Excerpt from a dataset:
----

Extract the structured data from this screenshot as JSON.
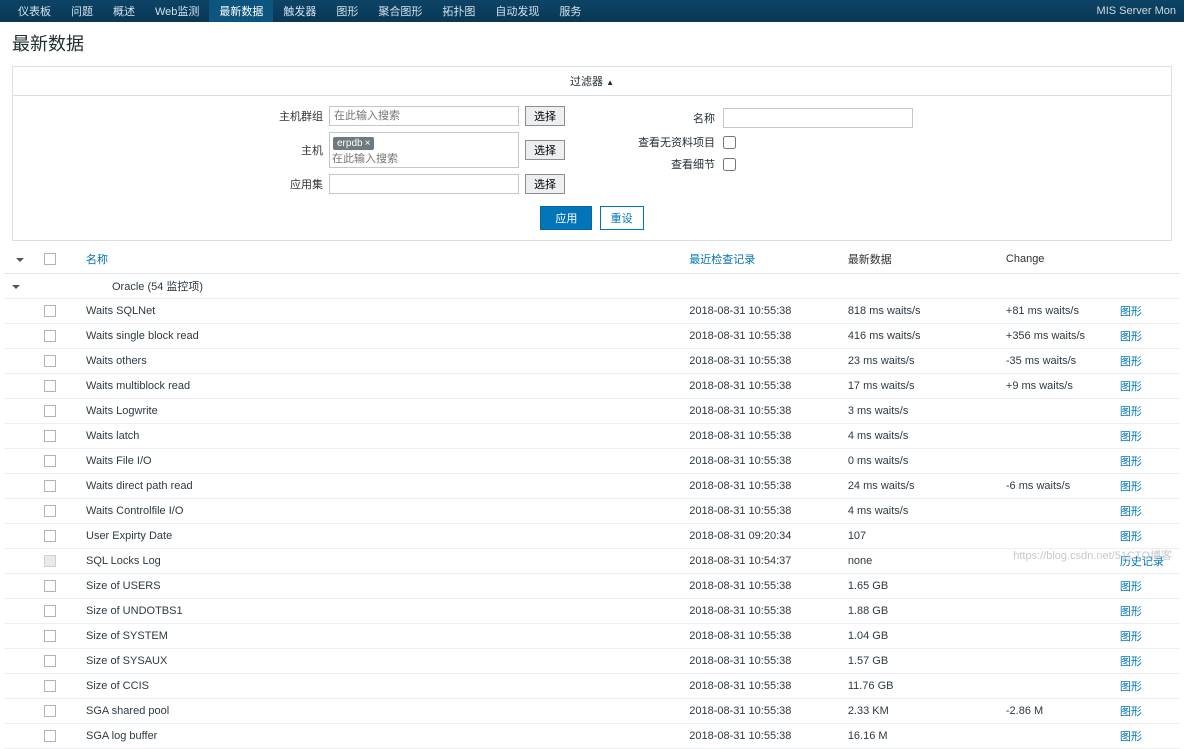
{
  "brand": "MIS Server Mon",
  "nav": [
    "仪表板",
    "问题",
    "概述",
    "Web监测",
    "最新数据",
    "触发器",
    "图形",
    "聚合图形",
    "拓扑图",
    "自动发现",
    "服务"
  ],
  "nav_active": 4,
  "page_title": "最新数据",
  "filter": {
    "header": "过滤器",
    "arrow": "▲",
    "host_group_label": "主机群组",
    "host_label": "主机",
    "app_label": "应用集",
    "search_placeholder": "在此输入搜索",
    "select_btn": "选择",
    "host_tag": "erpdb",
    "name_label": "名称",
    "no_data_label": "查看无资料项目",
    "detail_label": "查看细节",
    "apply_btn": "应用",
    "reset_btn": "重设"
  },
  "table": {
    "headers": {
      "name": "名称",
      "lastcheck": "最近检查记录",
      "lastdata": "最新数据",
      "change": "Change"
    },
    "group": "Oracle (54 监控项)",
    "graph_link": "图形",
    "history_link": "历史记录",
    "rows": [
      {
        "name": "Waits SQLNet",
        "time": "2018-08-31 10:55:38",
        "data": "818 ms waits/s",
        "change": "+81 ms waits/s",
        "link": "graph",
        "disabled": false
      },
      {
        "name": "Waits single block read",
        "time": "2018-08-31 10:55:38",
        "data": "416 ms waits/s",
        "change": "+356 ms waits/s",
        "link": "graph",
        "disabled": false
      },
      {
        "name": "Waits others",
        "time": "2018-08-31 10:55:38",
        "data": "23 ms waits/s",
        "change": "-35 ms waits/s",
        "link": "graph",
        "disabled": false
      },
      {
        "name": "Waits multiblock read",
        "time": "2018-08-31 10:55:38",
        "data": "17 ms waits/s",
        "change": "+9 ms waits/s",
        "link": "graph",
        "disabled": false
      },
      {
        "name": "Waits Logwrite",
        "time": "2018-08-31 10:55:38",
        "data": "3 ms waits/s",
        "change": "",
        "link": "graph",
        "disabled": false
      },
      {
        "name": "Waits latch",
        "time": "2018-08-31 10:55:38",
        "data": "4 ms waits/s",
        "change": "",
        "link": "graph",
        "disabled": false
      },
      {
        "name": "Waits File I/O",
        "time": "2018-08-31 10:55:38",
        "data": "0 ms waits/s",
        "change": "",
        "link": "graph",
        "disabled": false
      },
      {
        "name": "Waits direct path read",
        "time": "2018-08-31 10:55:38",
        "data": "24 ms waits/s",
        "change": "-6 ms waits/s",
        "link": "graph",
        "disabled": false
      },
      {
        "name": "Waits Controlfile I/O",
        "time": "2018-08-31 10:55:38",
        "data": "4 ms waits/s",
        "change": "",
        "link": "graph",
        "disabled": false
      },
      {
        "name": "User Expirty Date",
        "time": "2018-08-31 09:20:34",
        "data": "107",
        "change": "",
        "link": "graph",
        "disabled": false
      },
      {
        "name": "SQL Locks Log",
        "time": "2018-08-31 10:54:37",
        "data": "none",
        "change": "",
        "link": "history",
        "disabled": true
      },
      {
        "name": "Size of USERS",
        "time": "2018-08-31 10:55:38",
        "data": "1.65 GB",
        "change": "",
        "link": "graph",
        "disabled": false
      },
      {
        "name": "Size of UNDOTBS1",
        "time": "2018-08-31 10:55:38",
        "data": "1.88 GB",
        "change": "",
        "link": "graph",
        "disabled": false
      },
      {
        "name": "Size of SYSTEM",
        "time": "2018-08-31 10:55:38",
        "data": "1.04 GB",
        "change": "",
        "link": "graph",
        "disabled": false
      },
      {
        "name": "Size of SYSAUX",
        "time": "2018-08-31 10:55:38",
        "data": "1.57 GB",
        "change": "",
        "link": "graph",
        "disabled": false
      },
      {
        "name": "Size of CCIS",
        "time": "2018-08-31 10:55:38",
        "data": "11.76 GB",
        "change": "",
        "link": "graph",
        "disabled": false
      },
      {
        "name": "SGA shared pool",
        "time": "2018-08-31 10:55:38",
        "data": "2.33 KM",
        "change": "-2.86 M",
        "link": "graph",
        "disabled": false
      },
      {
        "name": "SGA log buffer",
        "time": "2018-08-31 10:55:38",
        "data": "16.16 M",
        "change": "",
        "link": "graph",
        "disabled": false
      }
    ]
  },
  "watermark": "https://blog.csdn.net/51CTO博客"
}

----

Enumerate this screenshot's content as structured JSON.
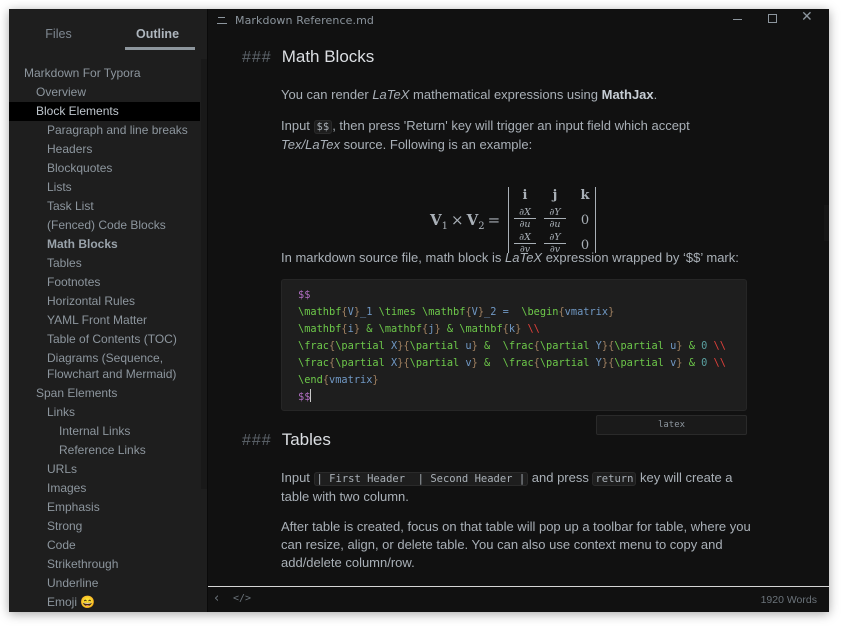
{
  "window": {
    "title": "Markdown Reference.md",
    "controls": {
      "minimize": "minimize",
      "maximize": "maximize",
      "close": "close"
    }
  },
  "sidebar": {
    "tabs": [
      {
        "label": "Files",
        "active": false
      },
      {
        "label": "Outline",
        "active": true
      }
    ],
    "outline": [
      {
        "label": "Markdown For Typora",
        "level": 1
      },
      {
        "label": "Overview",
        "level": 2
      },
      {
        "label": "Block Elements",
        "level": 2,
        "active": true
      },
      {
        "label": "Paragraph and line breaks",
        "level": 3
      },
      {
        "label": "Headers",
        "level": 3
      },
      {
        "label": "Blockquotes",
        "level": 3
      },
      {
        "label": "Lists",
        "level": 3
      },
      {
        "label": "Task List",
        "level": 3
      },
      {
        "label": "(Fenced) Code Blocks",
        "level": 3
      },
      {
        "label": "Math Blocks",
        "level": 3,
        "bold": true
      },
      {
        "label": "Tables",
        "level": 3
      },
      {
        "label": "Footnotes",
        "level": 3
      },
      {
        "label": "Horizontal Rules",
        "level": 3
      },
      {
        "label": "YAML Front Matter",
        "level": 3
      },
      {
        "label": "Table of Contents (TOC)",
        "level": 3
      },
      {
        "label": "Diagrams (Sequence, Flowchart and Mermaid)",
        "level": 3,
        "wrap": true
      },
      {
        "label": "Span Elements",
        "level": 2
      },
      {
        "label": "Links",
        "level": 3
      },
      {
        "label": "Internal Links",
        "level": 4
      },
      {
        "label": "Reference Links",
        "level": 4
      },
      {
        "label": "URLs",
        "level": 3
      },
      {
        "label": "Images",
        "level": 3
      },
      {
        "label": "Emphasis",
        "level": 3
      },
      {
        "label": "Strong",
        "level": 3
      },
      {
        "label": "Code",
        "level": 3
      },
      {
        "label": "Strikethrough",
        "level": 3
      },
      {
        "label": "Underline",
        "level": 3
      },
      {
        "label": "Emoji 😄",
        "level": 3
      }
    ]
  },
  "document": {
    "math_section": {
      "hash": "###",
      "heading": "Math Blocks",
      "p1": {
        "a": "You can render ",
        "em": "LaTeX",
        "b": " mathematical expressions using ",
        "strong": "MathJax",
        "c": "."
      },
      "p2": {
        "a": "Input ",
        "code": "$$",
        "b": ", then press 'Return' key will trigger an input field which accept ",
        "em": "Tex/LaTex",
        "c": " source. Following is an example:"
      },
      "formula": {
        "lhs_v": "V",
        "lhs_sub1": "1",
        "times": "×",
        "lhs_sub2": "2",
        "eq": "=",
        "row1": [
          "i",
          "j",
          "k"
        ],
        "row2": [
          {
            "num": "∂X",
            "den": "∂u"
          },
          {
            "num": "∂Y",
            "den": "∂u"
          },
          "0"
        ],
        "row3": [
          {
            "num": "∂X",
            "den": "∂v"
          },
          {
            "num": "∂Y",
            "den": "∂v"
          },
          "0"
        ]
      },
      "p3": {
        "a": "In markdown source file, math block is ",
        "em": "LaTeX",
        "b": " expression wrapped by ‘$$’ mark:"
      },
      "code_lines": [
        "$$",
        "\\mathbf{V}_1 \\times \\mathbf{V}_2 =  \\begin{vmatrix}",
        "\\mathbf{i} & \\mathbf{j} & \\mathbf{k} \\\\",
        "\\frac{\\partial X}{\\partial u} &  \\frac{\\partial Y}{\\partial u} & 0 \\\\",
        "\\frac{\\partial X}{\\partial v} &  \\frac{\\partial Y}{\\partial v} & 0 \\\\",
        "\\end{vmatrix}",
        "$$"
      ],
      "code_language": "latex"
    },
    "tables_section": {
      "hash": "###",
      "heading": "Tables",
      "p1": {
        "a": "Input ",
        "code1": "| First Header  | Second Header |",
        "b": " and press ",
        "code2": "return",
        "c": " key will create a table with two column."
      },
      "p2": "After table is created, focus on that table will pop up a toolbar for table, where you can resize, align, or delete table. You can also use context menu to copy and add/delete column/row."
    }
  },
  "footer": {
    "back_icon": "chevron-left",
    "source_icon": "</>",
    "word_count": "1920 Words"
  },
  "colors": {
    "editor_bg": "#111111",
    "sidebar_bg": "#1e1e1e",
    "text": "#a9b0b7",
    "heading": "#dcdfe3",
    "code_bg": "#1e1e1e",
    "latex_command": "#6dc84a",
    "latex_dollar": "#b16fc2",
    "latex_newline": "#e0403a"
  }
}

----

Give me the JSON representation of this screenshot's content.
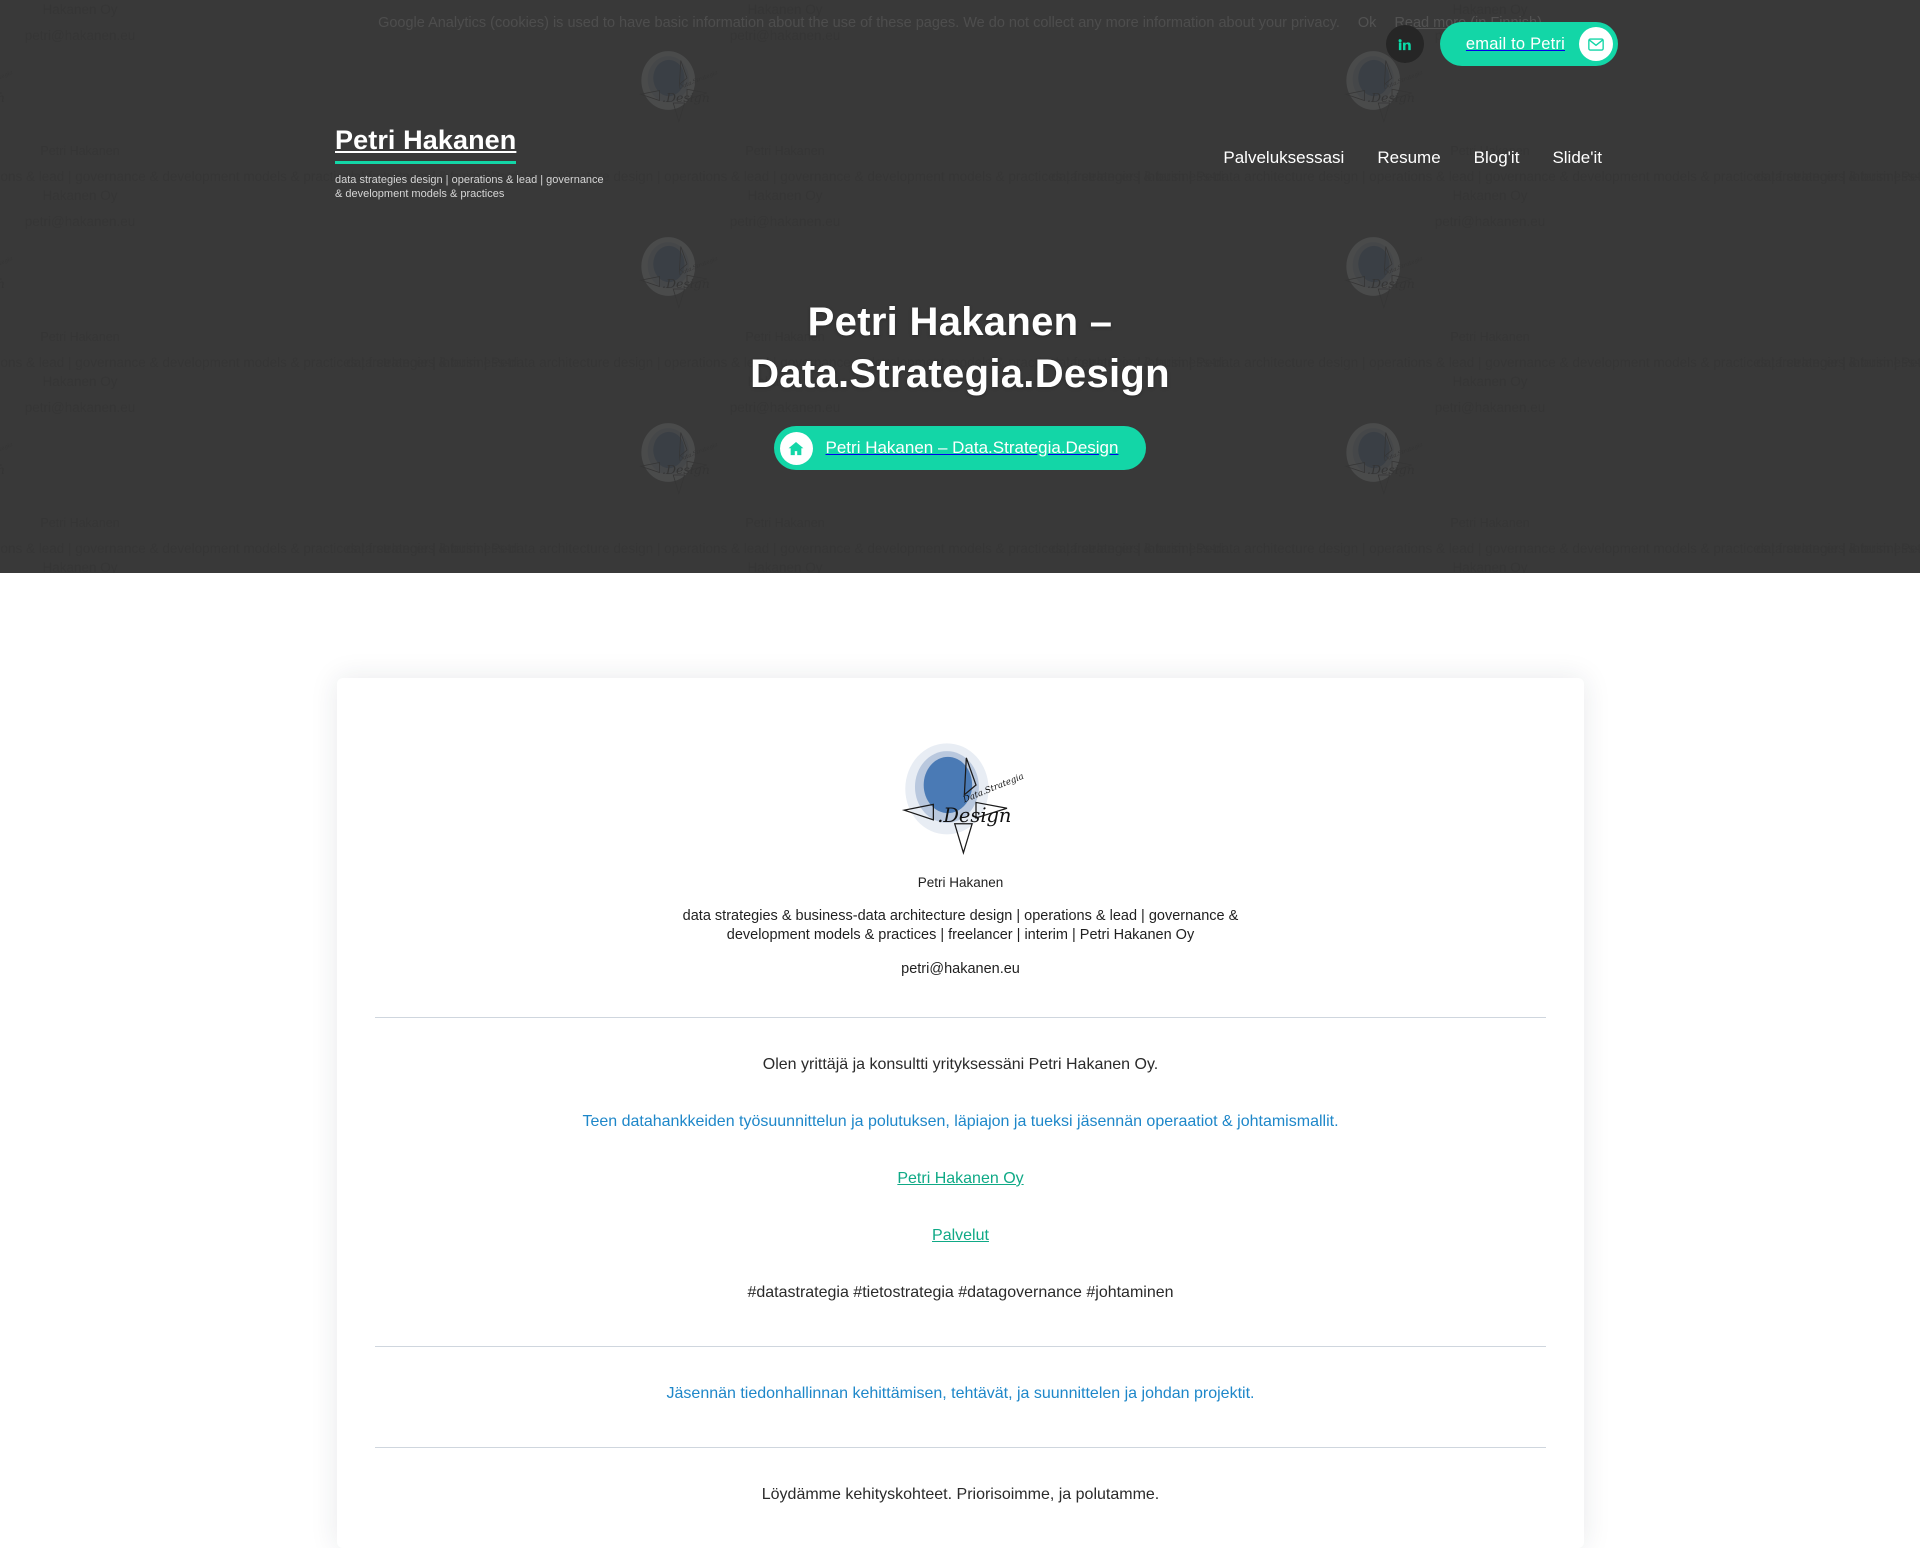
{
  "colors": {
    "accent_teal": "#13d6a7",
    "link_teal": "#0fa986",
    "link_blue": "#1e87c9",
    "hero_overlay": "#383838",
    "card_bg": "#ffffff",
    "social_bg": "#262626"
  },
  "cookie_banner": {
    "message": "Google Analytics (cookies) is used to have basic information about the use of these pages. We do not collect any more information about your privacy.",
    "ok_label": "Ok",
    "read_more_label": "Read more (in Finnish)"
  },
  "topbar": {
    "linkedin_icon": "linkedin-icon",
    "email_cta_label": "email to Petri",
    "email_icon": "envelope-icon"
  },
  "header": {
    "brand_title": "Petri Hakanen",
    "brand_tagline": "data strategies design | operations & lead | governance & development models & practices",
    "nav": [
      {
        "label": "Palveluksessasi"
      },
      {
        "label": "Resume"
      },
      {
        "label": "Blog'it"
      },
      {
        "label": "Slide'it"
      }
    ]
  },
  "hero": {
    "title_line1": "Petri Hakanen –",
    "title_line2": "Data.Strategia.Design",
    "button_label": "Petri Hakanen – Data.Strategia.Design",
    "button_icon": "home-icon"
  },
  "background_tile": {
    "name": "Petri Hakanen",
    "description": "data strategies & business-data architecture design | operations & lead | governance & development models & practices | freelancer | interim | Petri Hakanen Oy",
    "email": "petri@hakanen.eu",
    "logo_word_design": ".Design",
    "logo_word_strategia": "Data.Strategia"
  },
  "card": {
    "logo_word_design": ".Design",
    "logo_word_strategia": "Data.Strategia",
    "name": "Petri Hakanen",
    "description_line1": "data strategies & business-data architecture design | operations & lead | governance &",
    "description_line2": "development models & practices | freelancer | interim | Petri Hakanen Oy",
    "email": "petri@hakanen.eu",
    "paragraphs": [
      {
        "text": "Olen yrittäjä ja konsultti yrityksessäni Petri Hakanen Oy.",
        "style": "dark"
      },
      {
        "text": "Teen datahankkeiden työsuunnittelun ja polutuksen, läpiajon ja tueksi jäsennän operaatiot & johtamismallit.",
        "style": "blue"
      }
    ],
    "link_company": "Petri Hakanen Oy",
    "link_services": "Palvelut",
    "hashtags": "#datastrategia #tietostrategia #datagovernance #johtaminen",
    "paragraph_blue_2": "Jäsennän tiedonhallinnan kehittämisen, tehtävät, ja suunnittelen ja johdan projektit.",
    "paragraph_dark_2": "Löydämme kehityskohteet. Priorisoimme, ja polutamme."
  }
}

----

- Aim of the exercise
Show the lines of the records that contain the word "business".

- Task response
    "description": "data strategies & business-data architecture design | operations & lead | governance & development models & practices | freelancer | interim | Petri Hakanen Oy",
    "description_line1": "data strategies & business-data architecture design | operations & lead | governance &",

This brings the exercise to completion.